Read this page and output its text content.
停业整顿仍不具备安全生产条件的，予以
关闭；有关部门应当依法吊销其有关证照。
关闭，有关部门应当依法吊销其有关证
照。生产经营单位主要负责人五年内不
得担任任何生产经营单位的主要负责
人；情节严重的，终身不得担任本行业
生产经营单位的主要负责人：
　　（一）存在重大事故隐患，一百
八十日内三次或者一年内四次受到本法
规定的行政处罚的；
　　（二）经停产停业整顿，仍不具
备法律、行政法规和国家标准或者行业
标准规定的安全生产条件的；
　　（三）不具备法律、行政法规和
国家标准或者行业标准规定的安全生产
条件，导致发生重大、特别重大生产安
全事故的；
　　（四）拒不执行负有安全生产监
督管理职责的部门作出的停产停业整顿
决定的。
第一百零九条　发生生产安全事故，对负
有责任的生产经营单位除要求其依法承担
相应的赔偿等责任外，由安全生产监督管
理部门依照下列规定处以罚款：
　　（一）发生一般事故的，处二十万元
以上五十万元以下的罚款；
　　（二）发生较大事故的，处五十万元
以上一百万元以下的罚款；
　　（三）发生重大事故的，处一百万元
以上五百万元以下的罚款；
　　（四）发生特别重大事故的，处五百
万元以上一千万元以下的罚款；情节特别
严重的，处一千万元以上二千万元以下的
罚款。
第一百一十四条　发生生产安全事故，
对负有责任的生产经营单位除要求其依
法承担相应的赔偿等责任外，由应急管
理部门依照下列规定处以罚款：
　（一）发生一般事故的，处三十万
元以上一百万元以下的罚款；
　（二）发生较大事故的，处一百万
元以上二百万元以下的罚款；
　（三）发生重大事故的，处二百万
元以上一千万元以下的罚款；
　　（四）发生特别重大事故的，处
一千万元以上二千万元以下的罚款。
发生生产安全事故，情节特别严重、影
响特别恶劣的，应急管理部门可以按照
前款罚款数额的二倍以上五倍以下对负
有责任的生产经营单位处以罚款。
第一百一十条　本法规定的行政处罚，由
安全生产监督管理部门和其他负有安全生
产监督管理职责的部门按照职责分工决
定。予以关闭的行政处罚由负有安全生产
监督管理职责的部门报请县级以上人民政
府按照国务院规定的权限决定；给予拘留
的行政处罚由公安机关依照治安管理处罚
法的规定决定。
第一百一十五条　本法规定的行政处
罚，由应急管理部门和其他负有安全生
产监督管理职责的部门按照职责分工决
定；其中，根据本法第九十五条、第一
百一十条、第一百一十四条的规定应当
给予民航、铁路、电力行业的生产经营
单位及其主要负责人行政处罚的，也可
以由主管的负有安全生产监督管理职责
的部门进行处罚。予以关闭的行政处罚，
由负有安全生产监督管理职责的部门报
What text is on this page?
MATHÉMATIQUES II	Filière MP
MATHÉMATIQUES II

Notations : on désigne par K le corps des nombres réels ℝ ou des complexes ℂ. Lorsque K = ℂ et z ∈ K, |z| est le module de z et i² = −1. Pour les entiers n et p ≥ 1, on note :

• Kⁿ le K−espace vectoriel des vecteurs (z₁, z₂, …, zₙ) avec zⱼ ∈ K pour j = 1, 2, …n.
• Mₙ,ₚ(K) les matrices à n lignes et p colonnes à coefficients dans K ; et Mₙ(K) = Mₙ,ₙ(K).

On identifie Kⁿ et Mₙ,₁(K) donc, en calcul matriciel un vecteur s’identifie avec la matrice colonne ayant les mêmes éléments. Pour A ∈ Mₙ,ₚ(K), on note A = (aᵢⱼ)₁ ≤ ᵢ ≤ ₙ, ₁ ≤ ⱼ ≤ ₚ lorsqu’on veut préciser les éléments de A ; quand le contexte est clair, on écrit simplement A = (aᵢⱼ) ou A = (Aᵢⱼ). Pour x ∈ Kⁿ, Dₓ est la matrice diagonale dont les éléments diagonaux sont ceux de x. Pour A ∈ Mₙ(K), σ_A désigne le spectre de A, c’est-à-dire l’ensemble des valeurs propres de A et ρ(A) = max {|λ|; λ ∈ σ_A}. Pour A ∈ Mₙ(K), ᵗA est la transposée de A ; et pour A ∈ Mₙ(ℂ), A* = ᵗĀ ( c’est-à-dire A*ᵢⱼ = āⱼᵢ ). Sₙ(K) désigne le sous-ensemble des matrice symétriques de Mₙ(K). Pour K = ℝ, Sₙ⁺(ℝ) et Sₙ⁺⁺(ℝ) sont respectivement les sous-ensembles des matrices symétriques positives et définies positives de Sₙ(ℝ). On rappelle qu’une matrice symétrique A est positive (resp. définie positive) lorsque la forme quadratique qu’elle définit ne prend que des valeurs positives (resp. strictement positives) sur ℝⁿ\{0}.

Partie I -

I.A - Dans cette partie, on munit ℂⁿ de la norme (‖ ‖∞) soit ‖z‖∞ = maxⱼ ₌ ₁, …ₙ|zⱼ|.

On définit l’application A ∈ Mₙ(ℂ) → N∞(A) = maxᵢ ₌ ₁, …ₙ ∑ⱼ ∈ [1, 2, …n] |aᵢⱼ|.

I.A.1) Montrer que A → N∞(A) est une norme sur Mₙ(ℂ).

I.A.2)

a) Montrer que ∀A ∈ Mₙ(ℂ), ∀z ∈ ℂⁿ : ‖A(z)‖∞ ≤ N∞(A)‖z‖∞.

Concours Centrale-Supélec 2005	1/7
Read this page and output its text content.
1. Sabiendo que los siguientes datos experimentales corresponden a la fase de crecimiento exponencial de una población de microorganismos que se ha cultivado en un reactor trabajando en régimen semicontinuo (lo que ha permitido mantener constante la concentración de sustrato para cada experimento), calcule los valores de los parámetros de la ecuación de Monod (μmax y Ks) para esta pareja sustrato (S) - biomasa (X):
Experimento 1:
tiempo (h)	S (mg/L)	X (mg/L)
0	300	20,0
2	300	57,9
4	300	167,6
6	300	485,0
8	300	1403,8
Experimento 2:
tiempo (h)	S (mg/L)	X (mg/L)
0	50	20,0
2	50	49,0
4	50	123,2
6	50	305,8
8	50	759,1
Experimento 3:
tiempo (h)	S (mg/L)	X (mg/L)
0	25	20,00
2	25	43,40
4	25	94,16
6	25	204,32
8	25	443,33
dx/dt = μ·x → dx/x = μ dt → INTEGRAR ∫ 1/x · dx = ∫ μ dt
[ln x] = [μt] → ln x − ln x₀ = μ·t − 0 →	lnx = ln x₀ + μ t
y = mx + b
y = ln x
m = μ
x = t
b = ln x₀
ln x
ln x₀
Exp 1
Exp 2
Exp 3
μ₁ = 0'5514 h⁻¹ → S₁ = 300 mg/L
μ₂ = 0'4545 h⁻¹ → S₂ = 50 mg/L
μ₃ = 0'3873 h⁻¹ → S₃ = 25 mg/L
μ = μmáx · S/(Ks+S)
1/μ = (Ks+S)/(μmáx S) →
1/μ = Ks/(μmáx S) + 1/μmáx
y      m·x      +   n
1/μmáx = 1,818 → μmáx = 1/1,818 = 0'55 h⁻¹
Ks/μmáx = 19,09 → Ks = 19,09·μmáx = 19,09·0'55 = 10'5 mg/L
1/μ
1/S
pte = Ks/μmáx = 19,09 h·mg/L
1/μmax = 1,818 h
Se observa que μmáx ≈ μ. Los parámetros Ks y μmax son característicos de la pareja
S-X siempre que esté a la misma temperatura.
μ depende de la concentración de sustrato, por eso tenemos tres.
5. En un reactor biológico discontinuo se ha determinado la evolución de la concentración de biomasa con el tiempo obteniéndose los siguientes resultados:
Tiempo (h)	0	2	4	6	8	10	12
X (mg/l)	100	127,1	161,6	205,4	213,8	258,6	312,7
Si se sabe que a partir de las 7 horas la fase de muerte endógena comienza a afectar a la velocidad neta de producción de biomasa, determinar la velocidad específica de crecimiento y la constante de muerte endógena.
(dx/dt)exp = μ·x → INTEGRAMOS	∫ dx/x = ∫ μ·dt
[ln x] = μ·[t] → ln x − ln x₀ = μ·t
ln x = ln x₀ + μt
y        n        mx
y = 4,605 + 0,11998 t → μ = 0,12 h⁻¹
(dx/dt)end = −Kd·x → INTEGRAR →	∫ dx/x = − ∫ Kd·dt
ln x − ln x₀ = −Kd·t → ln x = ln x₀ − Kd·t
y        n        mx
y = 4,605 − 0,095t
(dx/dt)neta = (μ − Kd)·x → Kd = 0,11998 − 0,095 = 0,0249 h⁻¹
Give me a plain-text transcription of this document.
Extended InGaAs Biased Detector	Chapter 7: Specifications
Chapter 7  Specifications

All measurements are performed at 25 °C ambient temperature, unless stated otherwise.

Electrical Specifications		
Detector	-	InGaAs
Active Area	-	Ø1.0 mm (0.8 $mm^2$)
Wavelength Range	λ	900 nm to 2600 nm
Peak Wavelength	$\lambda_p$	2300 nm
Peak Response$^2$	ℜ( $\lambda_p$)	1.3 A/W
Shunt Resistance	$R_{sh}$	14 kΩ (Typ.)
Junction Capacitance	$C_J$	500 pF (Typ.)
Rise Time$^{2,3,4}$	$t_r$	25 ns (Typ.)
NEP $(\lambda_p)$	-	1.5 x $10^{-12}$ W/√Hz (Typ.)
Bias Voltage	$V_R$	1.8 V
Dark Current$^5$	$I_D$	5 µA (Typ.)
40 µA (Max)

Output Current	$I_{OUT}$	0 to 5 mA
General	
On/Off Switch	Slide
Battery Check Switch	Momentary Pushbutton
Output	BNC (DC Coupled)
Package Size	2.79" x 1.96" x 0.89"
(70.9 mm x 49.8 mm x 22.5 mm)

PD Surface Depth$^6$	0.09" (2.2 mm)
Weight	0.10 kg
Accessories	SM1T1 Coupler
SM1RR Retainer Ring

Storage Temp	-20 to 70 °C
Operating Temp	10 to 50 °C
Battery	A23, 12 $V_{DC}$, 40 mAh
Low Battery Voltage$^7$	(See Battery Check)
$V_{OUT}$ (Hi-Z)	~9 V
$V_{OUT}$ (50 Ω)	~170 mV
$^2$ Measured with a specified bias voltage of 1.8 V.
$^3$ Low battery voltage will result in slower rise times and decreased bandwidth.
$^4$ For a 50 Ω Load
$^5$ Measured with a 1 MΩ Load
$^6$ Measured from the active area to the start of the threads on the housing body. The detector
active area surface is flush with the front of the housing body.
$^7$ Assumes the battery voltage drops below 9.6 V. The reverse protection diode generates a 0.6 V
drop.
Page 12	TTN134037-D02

########################################

# Task prompt
Return every line from the records above that holds the word "neta".

# Answer to this problem
Si se sabe que a partir de las 7 horas la fase de muerte endógena comienza a afectar a la velocidad neta de producción de biomasa, determinar la velocidad específica de crecimiento y la constante de muerte endógena.
(dx/dt)neta = (μ − Kd)·x → Kd = 0,11998 − 0,095 = 0,0249 h⁻¹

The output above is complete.